[EXERCISE] Restate, word for word, every line of the data.
##### INPUT #####
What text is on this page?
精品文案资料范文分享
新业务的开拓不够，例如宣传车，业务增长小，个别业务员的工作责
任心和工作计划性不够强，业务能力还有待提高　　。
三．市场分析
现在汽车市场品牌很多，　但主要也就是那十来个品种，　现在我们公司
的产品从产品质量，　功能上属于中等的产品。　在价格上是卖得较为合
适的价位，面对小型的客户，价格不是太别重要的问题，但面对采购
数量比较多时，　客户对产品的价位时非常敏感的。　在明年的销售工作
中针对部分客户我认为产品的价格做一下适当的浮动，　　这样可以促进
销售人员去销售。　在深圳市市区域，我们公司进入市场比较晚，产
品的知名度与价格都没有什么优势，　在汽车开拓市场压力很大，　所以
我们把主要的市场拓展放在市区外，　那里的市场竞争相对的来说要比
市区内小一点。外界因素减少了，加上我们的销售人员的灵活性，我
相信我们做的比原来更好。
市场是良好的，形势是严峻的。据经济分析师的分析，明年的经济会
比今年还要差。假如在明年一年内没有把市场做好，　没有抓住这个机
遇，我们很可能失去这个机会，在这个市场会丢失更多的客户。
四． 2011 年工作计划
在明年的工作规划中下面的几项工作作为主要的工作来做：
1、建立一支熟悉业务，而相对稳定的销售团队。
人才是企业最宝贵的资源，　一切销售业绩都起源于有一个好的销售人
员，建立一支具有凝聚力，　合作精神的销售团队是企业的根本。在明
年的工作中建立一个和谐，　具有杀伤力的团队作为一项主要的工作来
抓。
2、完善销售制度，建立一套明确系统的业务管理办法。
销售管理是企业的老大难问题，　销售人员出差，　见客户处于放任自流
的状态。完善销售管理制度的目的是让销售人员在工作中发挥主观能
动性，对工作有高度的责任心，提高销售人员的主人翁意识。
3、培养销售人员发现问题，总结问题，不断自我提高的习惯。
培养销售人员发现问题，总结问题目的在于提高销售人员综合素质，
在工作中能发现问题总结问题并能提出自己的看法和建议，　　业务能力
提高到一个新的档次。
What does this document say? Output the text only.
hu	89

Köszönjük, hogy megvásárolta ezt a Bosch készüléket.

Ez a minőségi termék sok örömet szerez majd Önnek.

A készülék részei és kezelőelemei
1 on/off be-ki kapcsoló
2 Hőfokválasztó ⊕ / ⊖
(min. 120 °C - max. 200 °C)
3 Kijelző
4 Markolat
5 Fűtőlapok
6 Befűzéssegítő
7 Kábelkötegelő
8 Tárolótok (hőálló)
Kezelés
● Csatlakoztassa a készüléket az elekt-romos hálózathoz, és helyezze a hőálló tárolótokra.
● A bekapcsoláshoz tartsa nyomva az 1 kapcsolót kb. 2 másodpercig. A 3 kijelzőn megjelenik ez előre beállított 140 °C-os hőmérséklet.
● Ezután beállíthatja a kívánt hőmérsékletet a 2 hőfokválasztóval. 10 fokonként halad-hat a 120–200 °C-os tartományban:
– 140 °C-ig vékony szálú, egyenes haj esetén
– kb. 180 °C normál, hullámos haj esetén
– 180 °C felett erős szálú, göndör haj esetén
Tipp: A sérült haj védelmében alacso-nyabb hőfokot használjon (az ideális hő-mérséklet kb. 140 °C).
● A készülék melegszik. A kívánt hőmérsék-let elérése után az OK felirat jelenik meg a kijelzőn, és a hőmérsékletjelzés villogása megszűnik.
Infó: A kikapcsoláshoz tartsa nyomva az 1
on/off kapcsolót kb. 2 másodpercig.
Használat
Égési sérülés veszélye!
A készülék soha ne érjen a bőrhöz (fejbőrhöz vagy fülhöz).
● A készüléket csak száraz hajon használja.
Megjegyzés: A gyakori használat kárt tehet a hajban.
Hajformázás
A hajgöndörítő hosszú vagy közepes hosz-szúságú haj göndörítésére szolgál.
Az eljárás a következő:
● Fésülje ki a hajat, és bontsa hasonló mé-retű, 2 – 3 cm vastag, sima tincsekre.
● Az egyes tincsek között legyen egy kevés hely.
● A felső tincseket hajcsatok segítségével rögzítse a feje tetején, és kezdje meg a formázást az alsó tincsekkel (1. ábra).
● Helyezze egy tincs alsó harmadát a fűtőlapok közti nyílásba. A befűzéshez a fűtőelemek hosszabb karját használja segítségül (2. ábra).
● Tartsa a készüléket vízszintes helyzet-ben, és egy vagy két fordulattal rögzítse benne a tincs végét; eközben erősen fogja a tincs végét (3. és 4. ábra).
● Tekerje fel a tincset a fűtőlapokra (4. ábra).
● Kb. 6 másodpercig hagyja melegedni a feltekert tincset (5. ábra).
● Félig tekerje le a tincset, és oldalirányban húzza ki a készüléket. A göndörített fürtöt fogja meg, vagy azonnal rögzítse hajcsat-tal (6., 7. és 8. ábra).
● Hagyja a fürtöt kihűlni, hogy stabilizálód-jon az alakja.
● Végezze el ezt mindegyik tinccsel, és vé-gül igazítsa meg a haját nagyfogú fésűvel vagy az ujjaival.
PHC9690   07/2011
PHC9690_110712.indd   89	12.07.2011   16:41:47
#####
[FINAL ANSWER]
What text is on this page?
精品文案资料范文分享
新业务的开拓不够，例如宣传车，业务增长小，个别业务员的工作责
任心和工作计划性不够强，业务能力还有待提高　　。
三．市场分析
现在汽车市场品牌很多，　但主要也就是那十来个品种，　现在我们公司
的产品从产品质量，　功能上属于中等的产品。　在价格上是卖得较为合
适的价位，面对小型的客户，价格不是太别重要的问题，但面对采购
数量比较多时，　客户对产品的价位时非常敏感的。　在明年的销售工作
中针对部分客户我认为产品的价格做一下适当的浮动，　　这样可以促进
销售人员去销售。　在深圳市市区域，我们公司进入市场比较晚，产
品的知名度与价格都没有什么优势，　在汽车开拓市场压力很大，　所以
我们把主要的市场拓展放在市区外，　那里的市场竞争相对的来说要比
市区内小一点。外界因素减少了，加上我们的销售人员的灵活性，我
相信我们做的比原来更好。
市场是良好的，形势是严峻的。据经济分析师的分析，明年的经济会
比今年还要差。假如在明年一年内没有把市场做好，　没有抓住这个机
遇，我们很可能失去这个机会，在这个市场会丢失更多的客户。
四． 2011 年工作计划
在明年的工作规划中下面的几项工作作为主要的工作来做：
1、建立一支熟悉业务，而相对稳定的销售团队。
人才是企业最宝贵的资源，　一切销售业绩都起源于有一个好的销售人
员，建立一支具有凝聚力，　合作精神的销售团队是企业的根本。在明
年的工作中建立一个和谐，　具有杀伤力的团队作为一项主要的工作来
抓。
2、完善销售制度，建立一套明确系统的业务管理办法。
销售管理是企业的老大难问题，　销售人员出差，　见客户处于放任自流
的状态。完善销售管理制度的目的是让销售人员在工作中发挥主观能
动性，对工作有高度的责任心，提高销售人员的主人翁意识。
3、培养销售人员发现问题，总结问题，不断自我提高的习惯。
培养销售人员发现问题，总结问题目的在于提高销售人员综合素质，
在工作中能发现问题总结问题并能提出自己的看法和建议，　　业务能力
提高到一个新的档次。
What does this document say? Output the text only.
hu	89

Köszönjük, hogy megvásárolta ezt a Bosch készüléket.

Ez a minőségi termék sok örömet szerez majd Önnek.

A készülék részei és kezelőelemei
1 on/off be-ki kapcsoló
2 Hőfokválasztó ⊕ / ⊖
(min. 120 °C - max. 200 °C)
3 Kijelző
4 Markolat
5 Fűtőlapok
6 Befűzéssegítő
7 Kábelkötegelő
8 Tárolótok (hőálló)
Kezelés
● Csatlakoztassa a készüléket az elekt-romos hálózathoz, és helyezze a hőálló tárolótokra.
● A bekapcsoláshoz tartsa nyomva az 1 kapcsolót kb. 2 másodpercig. A 3 kijelzőn megjelenik ez előre beállított 140 °C-os hőmérséklet.
● Ezután beállíthatja a kívánt hőmérsékletet a 2 hőfokválasztóval. 10 fokonként halad-hat a 120–200 °C-os tartományban:
– 140 °C-ig vékony szálú, egyenes haj esetén
– kb. 180 °C normál, hullámos haj esetén
– 180 °C felett erős szálú, göndör haj esetén
Tipp: A sérült haj védelmében alacso-nyabb hőfokot használjon (az ideális hő-mérséklet kb. 140 °C).
● A készülék melegszik. A kívánt hőmérsék-let elérése után az OK felirat jelenik meg a kijelzőn, és a hőmérsékletjelzés villogása megszűnik.
Infó: A kikapcsoláshoz tartsa nyomva az 1
on/off kapcsolót kb. 2 másodpercig.
Használat
Égési sérülés veszélye!
A készülék soha ne érjen a bőrhöz (fejbőrhöz vagy fülhöz).
● A készüléket csak száraz hajon használja.
Megjegyzés: A gyakori használat kárt tehet a hajban.
Hajformázás
A hajgöndörítő hosszú vagy közepes hosz-szúságú haj göndörítésére szolgál.
Az eljárás a következő:
● Fésülje ki a hajat, és bontsa hasonló mé-retű, 2 – 3 cm vastag, sima tincsekre.
● Az egyes tincsek között legyen egy kevés hely.
● A felső tincseket hajcsatok segítségével rögzítse a feje tetején, és kezdje meg a formázást az alsó tincsekkel (1. ábra).
● Helyezze egy tincs alsó harmadát a fűtőlapok közti nyílásba. A befűzéshez a fűtőelemek hosszabb karját használja segítségül (2. ábra).
● Tartsa a készüléket vízszintes helyzet-ben, és egy vagy két fordulattal rögzítse benne a tincs végét; eközben erősen fogja a tincs végét (3. és 4. ábra).
● Tekerje fel a tincset a fűtőlapokra (4. ábra).
● Kb. 6 másodpercig hagyja melegedni a feltekert tincset (5. ábra).
● Félig tekerje le a tincset, és oldalirányban húzza ki a készüléket. A göndörített fürtöt fogja meg, vagy azonnal rögzítse hajcsat-tal (6., 7. és 8. ábra).
● Hagyja a fürtöt kihűlni, hogy stabilizálód-jon az alakja.
● Végezze el ezt mindegyik tinccsel, és vé-gül igazítsa meg a haját nagyfogú fésűvel vagy az ujjaival.
PHC9690   07/2011
PHC9690_110712.indd   89	12.07.2011   16:41:47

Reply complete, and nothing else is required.